◆ Goal:
Pull each line containing "World" out of the data and copy it.

Excerpts from a figure dataset
-*-

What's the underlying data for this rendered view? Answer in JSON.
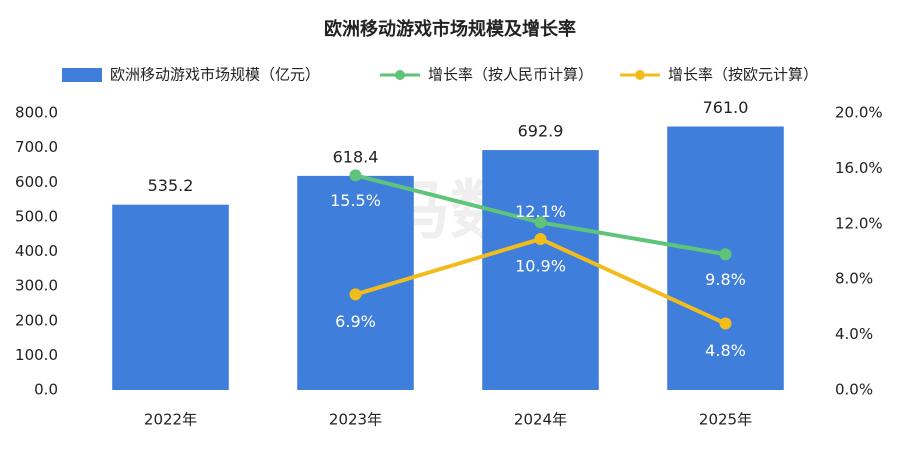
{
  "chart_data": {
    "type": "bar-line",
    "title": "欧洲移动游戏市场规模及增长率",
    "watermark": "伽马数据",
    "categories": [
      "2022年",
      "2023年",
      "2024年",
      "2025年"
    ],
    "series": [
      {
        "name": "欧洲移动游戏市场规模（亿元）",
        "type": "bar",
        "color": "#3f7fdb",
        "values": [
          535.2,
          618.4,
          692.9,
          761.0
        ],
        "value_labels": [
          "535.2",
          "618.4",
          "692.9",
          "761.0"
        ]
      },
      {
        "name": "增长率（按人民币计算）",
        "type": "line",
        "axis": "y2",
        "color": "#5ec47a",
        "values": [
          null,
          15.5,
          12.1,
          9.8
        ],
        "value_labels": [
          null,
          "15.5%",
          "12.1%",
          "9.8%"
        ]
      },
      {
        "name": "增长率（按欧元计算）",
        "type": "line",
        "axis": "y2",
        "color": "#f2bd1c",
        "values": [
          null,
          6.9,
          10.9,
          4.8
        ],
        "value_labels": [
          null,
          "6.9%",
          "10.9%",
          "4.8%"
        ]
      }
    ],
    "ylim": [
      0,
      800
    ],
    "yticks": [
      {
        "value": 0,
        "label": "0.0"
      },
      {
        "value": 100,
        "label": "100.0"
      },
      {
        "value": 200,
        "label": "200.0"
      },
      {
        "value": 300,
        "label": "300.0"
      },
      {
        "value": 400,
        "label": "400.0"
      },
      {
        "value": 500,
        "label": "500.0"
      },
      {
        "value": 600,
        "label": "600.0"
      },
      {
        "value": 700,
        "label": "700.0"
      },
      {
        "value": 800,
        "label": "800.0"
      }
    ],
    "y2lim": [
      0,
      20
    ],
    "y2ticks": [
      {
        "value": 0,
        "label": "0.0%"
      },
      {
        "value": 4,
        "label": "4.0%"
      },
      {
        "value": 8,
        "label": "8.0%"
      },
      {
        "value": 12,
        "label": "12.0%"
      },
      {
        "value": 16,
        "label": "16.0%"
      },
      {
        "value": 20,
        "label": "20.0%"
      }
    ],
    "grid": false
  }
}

-*-

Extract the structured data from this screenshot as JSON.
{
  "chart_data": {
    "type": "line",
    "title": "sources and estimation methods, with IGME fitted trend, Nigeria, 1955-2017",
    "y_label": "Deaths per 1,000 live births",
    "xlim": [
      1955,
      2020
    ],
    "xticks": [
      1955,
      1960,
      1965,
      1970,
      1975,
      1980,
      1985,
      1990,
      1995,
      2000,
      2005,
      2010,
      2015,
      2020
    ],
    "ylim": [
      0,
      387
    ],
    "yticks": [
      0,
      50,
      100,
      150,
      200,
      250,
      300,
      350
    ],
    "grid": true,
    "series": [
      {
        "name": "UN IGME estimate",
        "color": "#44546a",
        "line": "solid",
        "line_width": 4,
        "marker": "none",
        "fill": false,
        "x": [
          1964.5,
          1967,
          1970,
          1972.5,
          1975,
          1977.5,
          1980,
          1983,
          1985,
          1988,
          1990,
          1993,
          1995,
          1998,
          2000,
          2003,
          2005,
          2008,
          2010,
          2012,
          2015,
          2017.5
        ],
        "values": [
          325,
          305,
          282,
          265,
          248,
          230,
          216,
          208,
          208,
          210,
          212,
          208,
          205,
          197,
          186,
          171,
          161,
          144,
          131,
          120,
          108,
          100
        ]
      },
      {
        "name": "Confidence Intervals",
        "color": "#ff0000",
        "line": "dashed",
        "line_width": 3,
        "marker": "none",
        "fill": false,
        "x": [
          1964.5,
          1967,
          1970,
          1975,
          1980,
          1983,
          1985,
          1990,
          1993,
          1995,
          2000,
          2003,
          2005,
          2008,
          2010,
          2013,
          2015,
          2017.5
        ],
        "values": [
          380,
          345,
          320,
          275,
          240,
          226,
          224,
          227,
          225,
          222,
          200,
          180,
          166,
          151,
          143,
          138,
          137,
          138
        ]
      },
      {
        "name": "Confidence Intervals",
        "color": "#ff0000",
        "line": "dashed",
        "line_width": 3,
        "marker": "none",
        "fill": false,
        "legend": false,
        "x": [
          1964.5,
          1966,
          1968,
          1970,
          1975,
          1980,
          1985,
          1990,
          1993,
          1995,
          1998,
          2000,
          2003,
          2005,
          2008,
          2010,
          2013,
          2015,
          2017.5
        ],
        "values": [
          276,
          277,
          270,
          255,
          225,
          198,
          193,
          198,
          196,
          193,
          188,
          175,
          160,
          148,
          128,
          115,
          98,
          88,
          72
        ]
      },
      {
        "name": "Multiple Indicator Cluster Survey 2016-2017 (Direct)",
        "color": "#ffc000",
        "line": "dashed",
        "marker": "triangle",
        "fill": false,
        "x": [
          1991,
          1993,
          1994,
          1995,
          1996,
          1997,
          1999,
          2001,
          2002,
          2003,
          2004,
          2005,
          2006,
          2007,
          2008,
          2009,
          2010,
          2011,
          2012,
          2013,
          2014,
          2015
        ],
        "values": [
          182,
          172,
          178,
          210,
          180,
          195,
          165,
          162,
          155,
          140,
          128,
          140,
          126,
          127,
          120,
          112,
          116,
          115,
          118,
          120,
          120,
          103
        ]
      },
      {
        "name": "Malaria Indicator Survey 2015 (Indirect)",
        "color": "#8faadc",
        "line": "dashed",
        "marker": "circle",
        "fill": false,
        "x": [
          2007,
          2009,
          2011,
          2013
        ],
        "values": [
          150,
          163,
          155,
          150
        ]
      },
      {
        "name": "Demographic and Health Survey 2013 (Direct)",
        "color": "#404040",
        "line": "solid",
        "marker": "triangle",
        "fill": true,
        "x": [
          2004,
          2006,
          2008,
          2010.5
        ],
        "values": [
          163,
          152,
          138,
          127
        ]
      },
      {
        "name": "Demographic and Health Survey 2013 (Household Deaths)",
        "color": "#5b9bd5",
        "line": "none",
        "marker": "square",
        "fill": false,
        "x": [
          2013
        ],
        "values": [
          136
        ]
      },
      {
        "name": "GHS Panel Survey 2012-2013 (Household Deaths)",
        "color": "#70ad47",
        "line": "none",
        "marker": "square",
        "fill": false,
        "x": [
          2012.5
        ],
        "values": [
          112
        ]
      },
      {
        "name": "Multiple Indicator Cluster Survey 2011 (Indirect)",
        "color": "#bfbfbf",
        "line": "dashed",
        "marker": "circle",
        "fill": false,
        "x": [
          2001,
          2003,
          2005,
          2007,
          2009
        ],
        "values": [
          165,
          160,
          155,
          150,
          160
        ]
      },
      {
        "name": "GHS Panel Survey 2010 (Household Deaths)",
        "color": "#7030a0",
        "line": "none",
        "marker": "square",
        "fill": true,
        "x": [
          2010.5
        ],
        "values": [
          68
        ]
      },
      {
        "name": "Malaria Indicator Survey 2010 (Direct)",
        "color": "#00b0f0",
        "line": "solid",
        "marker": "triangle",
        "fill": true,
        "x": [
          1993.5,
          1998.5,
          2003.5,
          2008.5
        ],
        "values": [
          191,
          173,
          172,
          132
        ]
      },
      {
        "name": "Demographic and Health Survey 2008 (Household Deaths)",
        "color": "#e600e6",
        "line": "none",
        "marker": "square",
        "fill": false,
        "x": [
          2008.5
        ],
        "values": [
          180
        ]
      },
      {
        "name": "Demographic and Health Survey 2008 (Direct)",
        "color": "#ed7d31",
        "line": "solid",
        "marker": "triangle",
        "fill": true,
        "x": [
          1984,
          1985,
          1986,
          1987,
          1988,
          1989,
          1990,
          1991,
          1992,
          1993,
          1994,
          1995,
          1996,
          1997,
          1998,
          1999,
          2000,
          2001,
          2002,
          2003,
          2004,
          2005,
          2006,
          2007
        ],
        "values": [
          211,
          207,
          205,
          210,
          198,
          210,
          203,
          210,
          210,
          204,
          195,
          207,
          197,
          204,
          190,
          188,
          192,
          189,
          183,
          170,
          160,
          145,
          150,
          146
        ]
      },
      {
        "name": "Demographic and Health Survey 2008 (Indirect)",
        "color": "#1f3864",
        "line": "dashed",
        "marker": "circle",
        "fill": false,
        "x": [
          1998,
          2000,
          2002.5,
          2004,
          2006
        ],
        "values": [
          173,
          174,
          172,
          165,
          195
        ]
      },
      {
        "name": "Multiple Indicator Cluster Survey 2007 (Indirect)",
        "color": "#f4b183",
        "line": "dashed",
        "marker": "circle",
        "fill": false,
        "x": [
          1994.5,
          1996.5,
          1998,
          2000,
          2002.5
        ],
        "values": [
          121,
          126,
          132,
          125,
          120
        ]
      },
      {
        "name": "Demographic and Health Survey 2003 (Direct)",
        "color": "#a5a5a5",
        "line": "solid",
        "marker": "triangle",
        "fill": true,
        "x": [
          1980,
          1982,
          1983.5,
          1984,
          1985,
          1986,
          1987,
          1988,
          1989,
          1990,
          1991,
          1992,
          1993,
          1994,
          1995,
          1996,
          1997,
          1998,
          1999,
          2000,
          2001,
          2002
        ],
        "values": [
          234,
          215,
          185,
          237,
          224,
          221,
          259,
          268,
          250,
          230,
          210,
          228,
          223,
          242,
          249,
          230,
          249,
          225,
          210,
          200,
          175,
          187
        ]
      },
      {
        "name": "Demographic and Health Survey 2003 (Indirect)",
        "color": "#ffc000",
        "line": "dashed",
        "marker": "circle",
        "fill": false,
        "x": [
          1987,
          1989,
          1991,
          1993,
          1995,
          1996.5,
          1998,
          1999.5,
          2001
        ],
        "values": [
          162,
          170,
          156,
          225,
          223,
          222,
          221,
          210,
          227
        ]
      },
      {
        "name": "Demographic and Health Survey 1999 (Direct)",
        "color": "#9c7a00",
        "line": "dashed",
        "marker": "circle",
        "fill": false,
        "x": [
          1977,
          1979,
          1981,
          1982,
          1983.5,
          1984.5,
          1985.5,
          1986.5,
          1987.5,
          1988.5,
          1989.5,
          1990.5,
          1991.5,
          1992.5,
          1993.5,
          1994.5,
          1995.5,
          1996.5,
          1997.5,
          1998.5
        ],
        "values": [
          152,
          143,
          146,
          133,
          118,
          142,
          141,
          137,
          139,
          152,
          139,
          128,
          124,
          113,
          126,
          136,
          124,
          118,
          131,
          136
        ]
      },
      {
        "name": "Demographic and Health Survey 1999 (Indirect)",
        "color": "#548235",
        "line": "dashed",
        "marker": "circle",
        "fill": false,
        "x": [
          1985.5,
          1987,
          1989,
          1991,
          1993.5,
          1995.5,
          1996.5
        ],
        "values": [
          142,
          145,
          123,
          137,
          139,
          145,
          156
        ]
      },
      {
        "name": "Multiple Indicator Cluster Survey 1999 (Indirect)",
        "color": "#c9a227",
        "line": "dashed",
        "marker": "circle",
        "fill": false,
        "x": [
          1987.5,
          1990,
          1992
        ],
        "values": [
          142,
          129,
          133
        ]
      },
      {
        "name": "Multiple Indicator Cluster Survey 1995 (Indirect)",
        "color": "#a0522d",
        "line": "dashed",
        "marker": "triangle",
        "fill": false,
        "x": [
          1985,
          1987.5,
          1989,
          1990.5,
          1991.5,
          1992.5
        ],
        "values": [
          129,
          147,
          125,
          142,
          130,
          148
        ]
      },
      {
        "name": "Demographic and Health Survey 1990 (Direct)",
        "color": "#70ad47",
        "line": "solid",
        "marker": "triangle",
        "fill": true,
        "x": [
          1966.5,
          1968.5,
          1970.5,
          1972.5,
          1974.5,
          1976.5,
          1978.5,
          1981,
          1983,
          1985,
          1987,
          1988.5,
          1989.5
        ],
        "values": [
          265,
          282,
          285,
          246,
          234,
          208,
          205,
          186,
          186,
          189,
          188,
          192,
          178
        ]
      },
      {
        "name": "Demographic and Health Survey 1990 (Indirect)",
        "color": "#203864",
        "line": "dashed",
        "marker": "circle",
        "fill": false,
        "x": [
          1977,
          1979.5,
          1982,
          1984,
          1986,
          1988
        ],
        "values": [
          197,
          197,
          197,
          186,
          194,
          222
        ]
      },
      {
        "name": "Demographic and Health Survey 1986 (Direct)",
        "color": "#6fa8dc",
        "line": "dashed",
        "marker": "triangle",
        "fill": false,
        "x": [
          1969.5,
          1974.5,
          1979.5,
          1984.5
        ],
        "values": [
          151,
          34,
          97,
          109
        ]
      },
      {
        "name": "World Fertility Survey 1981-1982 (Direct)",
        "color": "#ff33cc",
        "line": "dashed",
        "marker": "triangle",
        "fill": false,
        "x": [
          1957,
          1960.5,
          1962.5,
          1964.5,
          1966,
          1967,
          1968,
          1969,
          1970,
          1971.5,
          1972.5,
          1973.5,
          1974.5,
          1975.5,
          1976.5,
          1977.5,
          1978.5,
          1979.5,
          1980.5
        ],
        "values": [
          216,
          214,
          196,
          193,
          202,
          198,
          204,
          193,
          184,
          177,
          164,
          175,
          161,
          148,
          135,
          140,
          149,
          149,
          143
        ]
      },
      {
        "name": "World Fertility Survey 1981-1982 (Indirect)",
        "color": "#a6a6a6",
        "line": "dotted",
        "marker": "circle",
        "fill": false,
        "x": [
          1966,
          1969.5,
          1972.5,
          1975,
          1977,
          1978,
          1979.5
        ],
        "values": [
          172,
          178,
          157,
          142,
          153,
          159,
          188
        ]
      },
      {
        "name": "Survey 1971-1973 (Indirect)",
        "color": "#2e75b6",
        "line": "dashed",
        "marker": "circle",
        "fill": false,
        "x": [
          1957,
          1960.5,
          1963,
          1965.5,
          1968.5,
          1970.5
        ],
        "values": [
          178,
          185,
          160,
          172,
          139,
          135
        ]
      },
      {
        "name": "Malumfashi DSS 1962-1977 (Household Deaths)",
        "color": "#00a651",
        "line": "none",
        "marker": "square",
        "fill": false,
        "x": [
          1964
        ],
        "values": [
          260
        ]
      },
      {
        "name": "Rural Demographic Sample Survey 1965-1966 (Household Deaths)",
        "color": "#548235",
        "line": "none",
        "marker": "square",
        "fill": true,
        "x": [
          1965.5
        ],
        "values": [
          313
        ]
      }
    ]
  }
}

-*-

◆ Written answer:
        "name": "World Fertility Survey 1981-1982 (Direct)",
        "name": "World Fertility Survey 1981-1982 (Indirect)",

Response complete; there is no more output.